-- WHAT NEEDS TO BE DONE --
Will you quote all of the entries, word for word?

Data records:
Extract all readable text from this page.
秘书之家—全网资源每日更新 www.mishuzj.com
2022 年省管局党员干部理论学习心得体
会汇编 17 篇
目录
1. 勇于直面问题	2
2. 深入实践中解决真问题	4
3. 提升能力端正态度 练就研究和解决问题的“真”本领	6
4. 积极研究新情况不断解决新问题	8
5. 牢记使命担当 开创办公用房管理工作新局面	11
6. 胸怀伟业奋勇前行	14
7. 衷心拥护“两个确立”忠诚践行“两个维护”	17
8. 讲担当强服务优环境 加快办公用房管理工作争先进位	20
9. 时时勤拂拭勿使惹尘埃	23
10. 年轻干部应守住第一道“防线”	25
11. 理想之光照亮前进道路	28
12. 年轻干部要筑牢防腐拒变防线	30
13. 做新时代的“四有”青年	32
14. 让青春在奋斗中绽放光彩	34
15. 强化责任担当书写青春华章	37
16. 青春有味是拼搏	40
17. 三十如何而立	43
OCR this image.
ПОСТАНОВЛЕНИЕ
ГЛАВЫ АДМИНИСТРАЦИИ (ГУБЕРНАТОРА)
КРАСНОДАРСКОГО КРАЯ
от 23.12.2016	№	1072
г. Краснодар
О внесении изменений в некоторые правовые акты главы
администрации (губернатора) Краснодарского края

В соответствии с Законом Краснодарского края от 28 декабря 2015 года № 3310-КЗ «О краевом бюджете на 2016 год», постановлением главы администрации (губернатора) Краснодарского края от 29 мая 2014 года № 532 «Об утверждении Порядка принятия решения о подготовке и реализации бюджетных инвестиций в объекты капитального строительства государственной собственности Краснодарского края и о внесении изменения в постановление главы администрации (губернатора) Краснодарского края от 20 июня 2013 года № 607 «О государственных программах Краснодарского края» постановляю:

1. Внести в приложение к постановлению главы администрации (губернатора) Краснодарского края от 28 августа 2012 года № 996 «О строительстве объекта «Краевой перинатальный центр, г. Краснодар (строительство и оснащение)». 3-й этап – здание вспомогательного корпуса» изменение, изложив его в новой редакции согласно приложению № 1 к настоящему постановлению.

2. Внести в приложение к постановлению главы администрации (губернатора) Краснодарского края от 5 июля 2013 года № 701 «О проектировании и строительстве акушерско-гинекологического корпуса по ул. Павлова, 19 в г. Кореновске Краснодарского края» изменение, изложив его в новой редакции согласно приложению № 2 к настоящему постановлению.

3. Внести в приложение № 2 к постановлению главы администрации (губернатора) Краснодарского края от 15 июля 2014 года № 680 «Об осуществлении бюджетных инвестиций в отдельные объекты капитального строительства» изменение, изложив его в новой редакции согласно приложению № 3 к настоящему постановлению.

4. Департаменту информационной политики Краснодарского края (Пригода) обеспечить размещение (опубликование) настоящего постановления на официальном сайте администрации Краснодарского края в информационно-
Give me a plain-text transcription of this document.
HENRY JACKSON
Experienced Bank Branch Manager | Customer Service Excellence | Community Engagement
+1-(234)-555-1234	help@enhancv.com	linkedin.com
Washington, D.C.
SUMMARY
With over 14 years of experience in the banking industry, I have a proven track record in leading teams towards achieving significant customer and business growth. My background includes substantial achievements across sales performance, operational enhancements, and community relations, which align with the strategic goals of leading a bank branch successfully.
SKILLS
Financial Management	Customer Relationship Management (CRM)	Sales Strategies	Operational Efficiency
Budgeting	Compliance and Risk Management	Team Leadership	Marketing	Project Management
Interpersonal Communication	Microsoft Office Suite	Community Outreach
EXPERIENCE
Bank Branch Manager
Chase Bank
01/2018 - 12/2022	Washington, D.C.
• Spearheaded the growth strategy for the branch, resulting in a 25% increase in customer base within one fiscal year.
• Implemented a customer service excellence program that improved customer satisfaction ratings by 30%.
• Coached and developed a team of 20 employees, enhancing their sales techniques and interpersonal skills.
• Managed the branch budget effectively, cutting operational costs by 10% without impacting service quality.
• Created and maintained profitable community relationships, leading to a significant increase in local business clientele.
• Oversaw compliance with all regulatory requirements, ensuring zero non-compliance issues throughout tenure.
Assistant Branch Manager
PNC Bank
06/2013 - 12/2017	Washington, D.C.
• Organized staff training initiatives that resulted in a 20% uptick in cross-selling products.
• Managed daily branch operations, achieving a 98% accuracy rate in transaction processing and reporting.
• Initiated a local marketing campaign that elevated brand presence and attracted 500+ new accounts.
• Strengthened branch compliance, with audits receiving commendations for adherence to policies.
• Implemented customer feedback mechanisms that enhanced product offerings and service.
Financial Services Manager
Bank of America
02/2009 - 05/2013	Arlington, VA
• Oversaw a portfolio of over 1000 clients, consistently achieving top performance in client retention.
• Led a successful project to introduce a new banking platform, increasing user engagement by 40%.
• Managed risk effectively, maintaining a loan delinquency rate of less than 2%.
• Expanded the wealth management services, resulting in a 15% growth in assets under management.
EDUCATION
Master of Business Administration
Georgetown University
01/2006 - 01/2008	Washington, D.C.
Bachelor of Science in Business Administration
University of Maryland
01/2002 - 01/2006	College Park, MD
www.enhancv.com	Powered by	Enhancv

-- EXERCISE ANSWER --
Extract all readable text from this page.
秘书之家—全网资源每日更新 www.mishuzj.com
2022 年省管局党员干部理论学习心得体
会汇编 17 篇
目录
1. 勇于直面问题	2
2. 深入实践中解决真问题	4
3. 提升能力端正态度 练就研究和解决问题的“真”本领	6
4. 积极研究新情况不断解决新问题	8
5. 牢记使命担当 开创办公用房管理工作新局面	11
6. 胸怀伟业奋勇前行	14
7. 衷心拥护“两个确立”忠诚践行“两个维护”	17
8. 讲担当强服务优环境 加快办公用房管理工作争先进位	20
9. 时时勤拂拭勿使惹尘埃	23
10. 年轻干部应守住第一道“防线”	25
11. 理想之光照亮前进道路	28
12. 年轻干部要筑牢防腐拒变防线	30
13. 做新时代的“四有”青年	32
14. 让青春在奋斗中绽放光彩	34
15. 强化责任担当书写青春华章	37
16. 青春有味是拼搏	40
17. 三十如何而立	43
OCR this image.
ПОСТАНОВЛЕНИЕ
ГЛАВЫ АДМИНИСТРАЦИИ (ГУБЕРНАТОРА)
КРАСНОДАРСКОГО КРАЯ
от 23.12.2016	№	1072
г. Краснодар
О внесении изменений в некоторые правовые акты главы
администрации (губернатора) Краснодарского края

В соответствии с Законом Краснодарского края от 28 декабря 2015 года № 3310-КЗ «О краевом бюджете на 2016 год», постановлением главы администрации (губернатора) Краснодарского края от 29 мая 2014 года № 532 «Об утверждении Порядка принятия решения о подготовке и реализации бюджетных инвестиций в объекты капитального строительства государственной собственности Краснодарского края и о внесении изменения в постановление главы администрации (губернатора) Краснодарского края от 20 июня 2013 года № 607 «О государственных программах Краснодарского края» постановляю:

1. Внести в приложение к постановлению главы администрации (губернатора) Краснодарского края от 28 августа 2012 года № 996 «О строительстве объекта «Краевой перинатальный центр, г. Краснодар (строительство и оснащение)». 3-й этап – здание вспомогательного корпуса» изменение, изложив его в новой редакции согласно приложению № 1 к настоящему постановлению.

2. Внести в приложение к постановлению главы администрации (губернатора) Краснодарского края от 5 июля 2013 года № 701 «О проектировании и строительстве акушерско-гинекологического корпуса по ул. Павлова, 19 в г. Кореновске Краснодарского края» изменение, изложив его в новой редакции согласно приложению № 2 к настоящему постановлению.

3. Внести в приложение № 2 к постановлению главы администрации (губернатора) Краснодарского края от 15 июля 2014 года № 680 «Об осуществлении бюджетных инвестиций в отдельные объекты капитального строительства» изменение, изложив его в новой редакции согласно приложению № 3 к настоящему постановлению.

4. Департаменту информационной политики Краснодарского края (Пригода) обеспечить размещение (опубликование) настоящего постановления на официальном сайте администрации Краснодарского края в информационно-
Give me a plain-text transcription of this document.
HENRY JACKSON
Experienced Bank Branch Manager | Customer Service Excellence | Community Engagement
+1-(234)-555-1234	help@enhancv.com	linkedin.com
Washington, D.C.
SUMMARY
With over 14 years of experience in the banking industry, I have a proven track record in leading teams towards achieving significant customer and business growth. My background includes substantial achievements across sales performance, operational enhancements, and community relations, which align with the strategic goals of leading a bank branch successfully.
SKILLS
Financial Management	Customer Relationship Management (CRM)	Sales Strategies	Operational Efficiency
Budgeting	Compliance and Risk Management	Team Leadership	Marketing	Project Management
Interpersonal Communication	Microsoft Office Suite	Community Outreach
EXPERIENCE
Bank Branch Manager
Chase Bank
01/2018 - 12/2022	Washington, D.C.
• Spearheaded the growth strategy for the branch, resulting in a 25% increase in customer base within one fiscal year.
• Implemented a customer service excellence program that improved customer satisfaction ratings by 30%.
• Coached and developed a team of 20 employees, enhancing their sales techniques and interpersonal skills.
• Managed the branch budget effectively, cutting operational costs by 10% without impacting service quality.
• Created and maintained profitable community relationships, leading to a significant increase in local business clientele.
• Oversaw compliance with all regulatory requirements, ensuring zero non-compliance issues throughout tenure.
Assistant Branch Manager
PNC Bank
06/2013 - 12/2017	Washington, D.C.
• Organized staff training initiatives that resulted in a 20% uptick in cross-selling products.
• Managed daily branch operations, achieving a 98% accuracy rate in transaction processing and reporting.
• Initiated a local marketing campaign that elevated brand presence and attracted 500+ new accounts.
• Strengthened branch compliance, with audits receiving commendations for adherence to policies.
• Implemented customer feedback mechanisms that enhanced product offerings and service.
Financial Services Manager
Bank of America
02/2009 - 05/2013	Arlington, VA
• Oversaw a portfolio of over 1000 clients, consistently achieving top performance in client retention.
• Led a successful project to introduce a new banking platform, increasing user engagement by 40%.
• Managed risk effectively, maintaining a loan delinquency rate of less than 2%.
• Expanded the wealth management services, resulting in a 15% growth in assets under management.
EDUCATION
Master of Business Administration
Georgetown University
01/2006 - 01/2008	Washington, D.C.
Bachelor of Science in Business Administration
University of Maryland
01/2002 - 01/2006	College Park, MD
www.enhancv.com	Powered by	Enhancv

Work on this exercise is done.